begin DATA PROVIDED

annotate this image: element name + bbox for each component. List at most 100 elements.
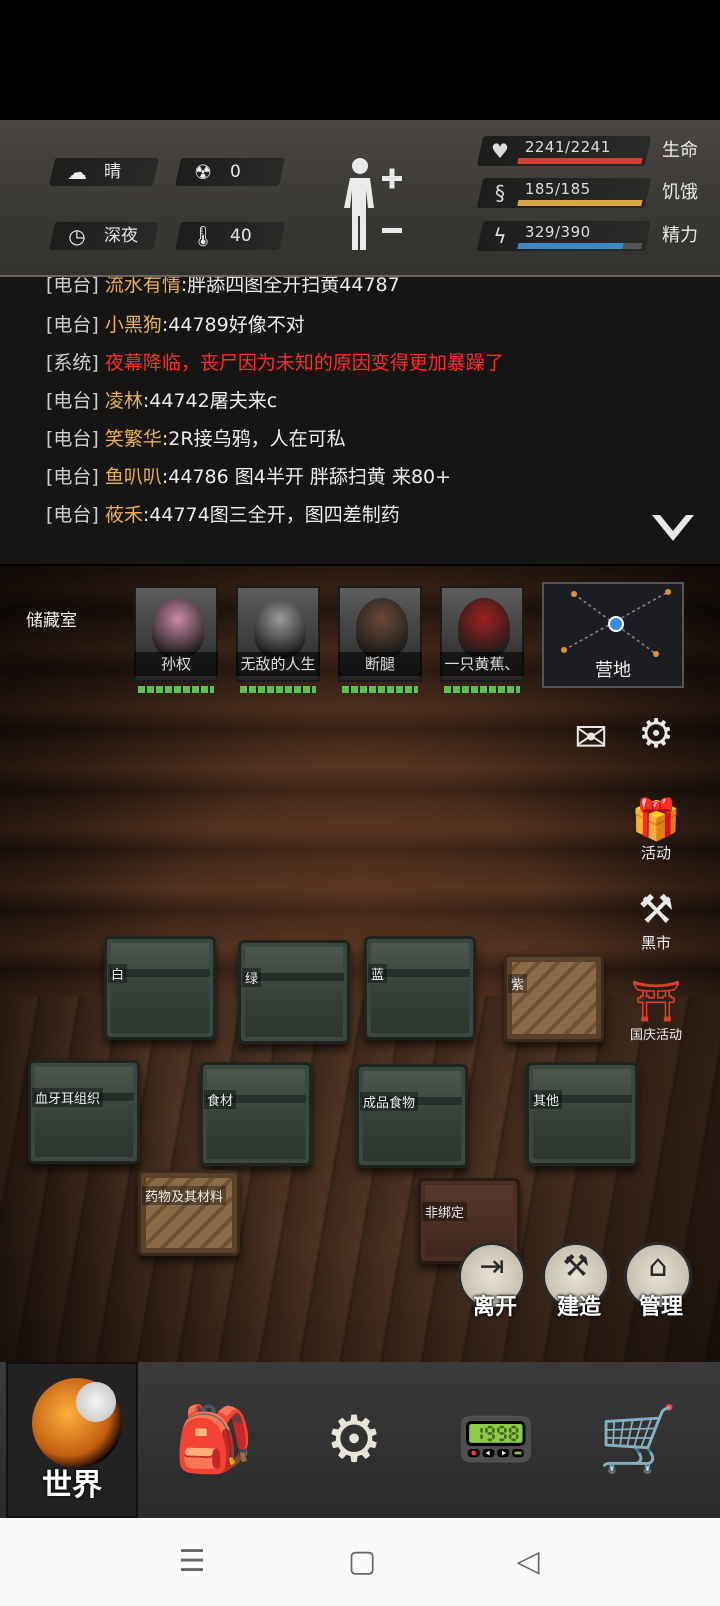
crate-purple[interactable]: 紫 [504,954,604,1042]
chat-channel: [系统] [46,352,99,374]
crate-ingredients[interactable]: 食材 [200,1062,312,1166]
radiation-icon: ☢ [194,160,212,184]
life-bar: ♥ 2241/2241 [476,136,652,166]
gavel-icon: ⚒ [638,887,674,933]
activities-label: 活动 [640,844,671,862]
survivor-health-bar [240,686,316,693]
activities-button[interactable]: 🎁 活动 [626,798,686,863]
walkie-talkie-icon: 📟 [456,1403,536,1477]
chat-sender: 夜幕降临， [104,352,200,374]
hunger-bar: § 185/185 [476,178,652,208]
chat-sender: 凌林 [104,390,143,412]
skills-button[interactable]: ⚙ [306,1390,402,1490]
survivor-health-bar [138,686,214,693]
energy-bar: ϟ 329/390 [476,221,652,251]
chat-channel: [电台] [46,277,99,296]
chat-sender: 小黑狗 [104,314,162,336]
temple-icon: ⛩ [630,979,682,1025]
survivor-health-bar [342,686,418,693]
chat-text: :44774图三全开，图四差制药 [142,504,400,526]
crate-blue[interactable]: 蓝 [364,936,476,1040]
survivor-name: 无敌的人生 [236,652,320,676]
temperature-chip: 🌡 40 [175,222,285,250]
life-fill [517,158,643,164]
hunger-value: 185/185 [524,180,591,198]
chat-text: :胖舔四图全开扫黄44787 [180,277,400,296]
settings-button[interactable]: ⚙ [628,712,684,756]
manage-button[interactable]: ⌂ 管理 [624,1242,692,1320]
energy-fill [517,243,624,249]
chat-sender: 鱼叭叭 [104,466,162,488]
stomach-icon: § [495,181,505,205]
black-market-button[interactable]: ⚒ 黑市 [626,888,686,953]
thermometer-icon: 🌡 [190,224,216,248]
chat-text: :44786 图4半开 胖舔扫黄 来80+ [161,466,452,488]
room-title: 储藏室 [26,611,77,631]
menu-button[interactable]: ☰ [172,1542,212,1582]
chat-message-system: [系统] 夜幕降临，丧尸因为未知的原因变得更加暴躁了 [46,347,504,379]
back-triangle-icon: ◁ [516,1544,540,1579]
system-navigation-bar: ☰ ▢ ◁ [0,1518,720,1606]
black-market-label: 黑市 [640,934,671,952]
world-button[interactable]: 世界 [6,1362,138,1518]
chat-channel: [电台] [46,466,99,488]
crate-label: 紫 [508,974,528,993]
clock-icon: ◷ [68,224,86,248]
crate-green[interactable]: 绿 [238,940,350,1044]
weather-chip: ☁ 晴 [49,158,159,186]
survivor-card[interactable]: 孙权 [134,586,218,696]
chat-text: :44742屠夫来c [142,390,278,412]
national-day-button[interactable]: ⛩ 国庆活动 [620,980,692,1043]
chat-message: [电台] 鱼叭叭:44786 图4半开 胖舔扫黄 来80+ [46,461,451,493]
survivor-card[interactable]: 断腿 [338,586,422,696]
survivor-card[interactable]: 一只黄蕉、 [440,586,524,696]
chat-channel: [电台] [46,314,99,336]
camp-label: 营地 [595,660,631,681]
home-button[interactable]: ▢ [342,1542,382,1582]
gift-icon: 🎁 [631,797,681,843]
gear-icon: ⚙ [638,711,674,757]
build-button[interactable]: ⚒ 建造 [542,1242,610,1320]
chat-text: 丧尸因为未知的原因变得更加暴躁了 [199,352,504,374]
chat-log[interactable]: [电台] 流水有情:胖舔四图全开扫黄44787 [电台] 小黑狗:44789好像… [0,277,720,564]
heart-icon: ♥ [491,139,509,163]
crate-label: 食材 [204,1090,237,1109]
chevron-down-icon[interactable] [650,513,696,543]
storage-room: 储藏室 孙权 无敌的人生 断腿 一只黄蕉、 营地 ✉ ⚙ 🎁 活动 ⚒ 黑市 ⛩… [0,566,720,1362]
world-label: 世界 [42,1468,102,1503]
crate-other[interactable]: 其他 [526,1062,638,1166]
backpack-button[interactable]: 🎒 [166,1390,262,1490]
time-label: 深夜 [104,226,138,246]
back-button[interactable]: ◁ [508,1542,548,1582]
crate-blood-tooth[interactable]: 血牙耳组织 [28,1060,140,1164]
backpack-icon: 🎒 [174,1403,254,1477]
survivor-avatar [152,598,204,658]
chat-channel: [电台] [46,390,99,412]
national-day-label: 国庆活动 [629,1028,682,1043]
crate-cooked-food[interactable]: 成品食物 [356,1064,468,1168]
chat-message: [电台] 流水有情:胖舔四图全开扫黄44787 [46,277,400,301]
crate-label: 绿 [242,968,262,987]
human-body-icon[interactable] [340,154,410,254]
crate-label: 成品食物 [360,1092,419,1111]
crate-white[interactable]: 白 [104,936,216,1040]
chat-message: [电台] 小黑狗:44789好像不对 [46,309,305,341]
chat-sender: 笑繁华 [104,428,162,450]
radiation-value: 0 [230,162,241,182]
cloud-sun-icon: ☁ [67,160,87,184]
build-label: 建造 [556,1295,601,1320]
shop-button[interactable]: 🛒 [590,1390,686,1490]
life-label: 生命 [662,140,698,161]
leave-button[interactable]: ⇥ 离开 [458,1242,526,1320]
mail-button[interactable]: ✉ [566,716,616,760]
status-bar-blank [0,0,720,120]
brain-gears-icon: ⚙ [325,1403,383,1477]
build-icon: ⚒ [562,1249,590,1284]
radio-button[interactable]: 📟 [448,1390,544,1490]
manage-icon: ⌂ [648,1249,668,1284]
camp-map-button[interactable]: 营地 [542,582,684,688]
survivor-card[interactable]: 无敌的人生 [236,586,320,696]
radiation-chip: ☢ 0 [175,158,285,186]
crate-medicine[interactable]: 药物及其材料 [138,1170,240,1256]
crate-label: 其他 [530,1090,563,1109]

end DATA PROVIDED

WHAT YOU ARE ASKED TO DO ▸ Turn the data above into a numbered list, starting with the line that contains "crate-purple[interactable]: 紫 [504,954,604,1042]" and going on through the line that contains "stomach-icon: § [495,181,505,205]". Leave out any blank lines.

TASK OUTPUT ▸
1. crate-purple[interactable]: 紫 [504,954,604,1042]
2. chat-channel: [系统] [46,352,99,374]
3. crate-ingredients[interactable]: 食材 [200,1062,312,1166]
4. radiation-icon: ☢ [194,160,212,184]
5. life-bar: ♥ 2241/2241 [476,136,652,166]
6. gavel-icon: ⚒ [638,887,674,933]
7. activities-label: 活动 [640,844,671,862]
8. survivor-health-bar [240,686,316,693]
9. activities-button[interactable]: 🎁 活动 [626,798,686,863]
10. walkie-talkie-icon: 📟 [456,1403,536,1477]
11. chat-sender: 夜幕降临， [104,352,200,374]
12. hunger-bar: § 185/185 [476,178,652,208]
13. chat-sender: 凌林 [104,390,143,412]
14. skills-button[interactable]: ⚙ [306,1390,402,1490]
15. survivor-health-bar [138,686,214,693]
16. energy-bar: ϟ 329/390 [476,221,652,251]
17. chat-channel: [电台] [46,277,99,296]
18. chat-sender: 小黑狗 [104,314,162,336]
19. temple-icon: ⛩ [630,979,682,1025]
20. survivor-health-bar [342,686,418,693]
21. chat-text: :44774图三全开，图四差制药 [142,504,400,526]
22. crate-blue[interactable]: 蓝 [364,936,476,1040]
23. survivor-name: 无敌的人生 [236,652,320,676]
24. temperature-chip: 🌡 40 [175,222,285,250]
25. life-fill [517,158,643,164]
26. hunger-value: 185/185 [524,180,591,198]
27. chat-text: :胖舔四图全开扫黄44787 [180,277,400,296]
28. settings-button[interactable]: ⚙ [628,712,684,756]
29. manage-button[interactable]: ⌂ 管理 [624,1242,692,1320]
30. energy-fill [517,243,624,249]
31. chat-sender: 鱼叭叭 [104,466,162,488]
32. stomach-icon: § [495,181,505,205]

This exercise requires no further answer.